> **Supplied records**
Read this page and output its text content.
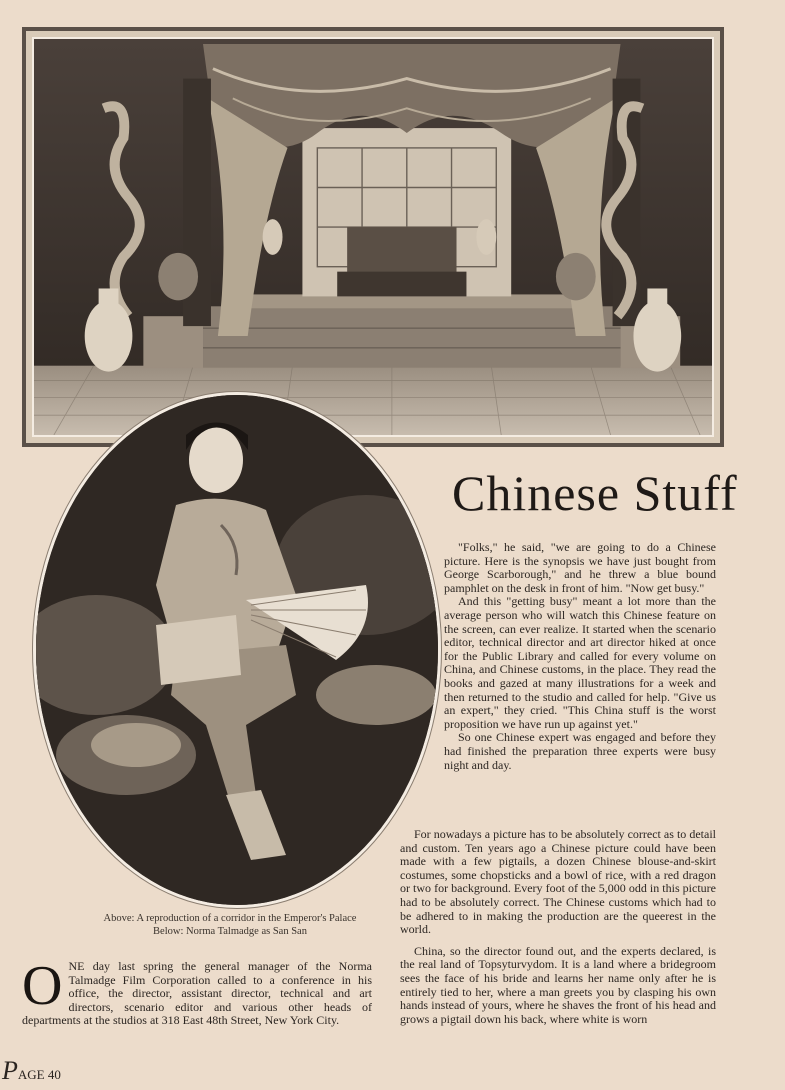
Chinese Stuff
Above: A reproduction of a corridor in the Emperor's Palace
Below: Norma Talmadge as San San

"Folks," he said, "we are going to do a Chinese picture. Here is the synopsis we have just bought from George Scarborough," and he threw a blue bound pamphlet on the desk in front of him. "Now get busy."

And this "getting busy" meant a lot more than the average person who will watch this Chinese feature on the screen, can ever realize. It started when the scenario editor, technical director and art director hiked at once for the Public Library and called for every volume on China, and Chinese customs, in the place. They read the books and gazed at many illustrations for a week and then returned to the studio and called for help. "Give us an expert," they cried. "This China stuff is the worst proposition we have run up against yet."

So one Chinese expert was engaged and before they had finished the preparation three experts were busy night and day.

For nowadays a picture has to be absolutely correct as to detail and custom. Ten years ago a Chinese picture could have been made with a few pigtails, a dozen Chinese blouse-and-skirt costumes, some chopsticks and a bowl of rice, with a red dragon or two for background. Every foot of the 5,000 odd in this picture had to be absolutely correct. The Chinese customs which had to be adhered to in making the production are the queerest in the world.

China, so the director found out, and the experts declared, is the real land of Topsyturvydom. It is a land where a bridegroom sees the face of his bride and learns her name only after he is entirely tied to her, where a man greets you by clasping his own hands instead of yours, where he shaves the front of his head and grows a pigtail down his back, where white is worn

O NE day last spring the general manager of the Norma Talmadge Film Corporation called to a conference in his office, the director, assistant director, technical and art directors, scenario editor and various other heads of departments at the studios at 318 East 48th Street, New York City.

PAGE 40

> **Aim**
For the data above, state only how many lines include the word "experts".

> **Task solution**
2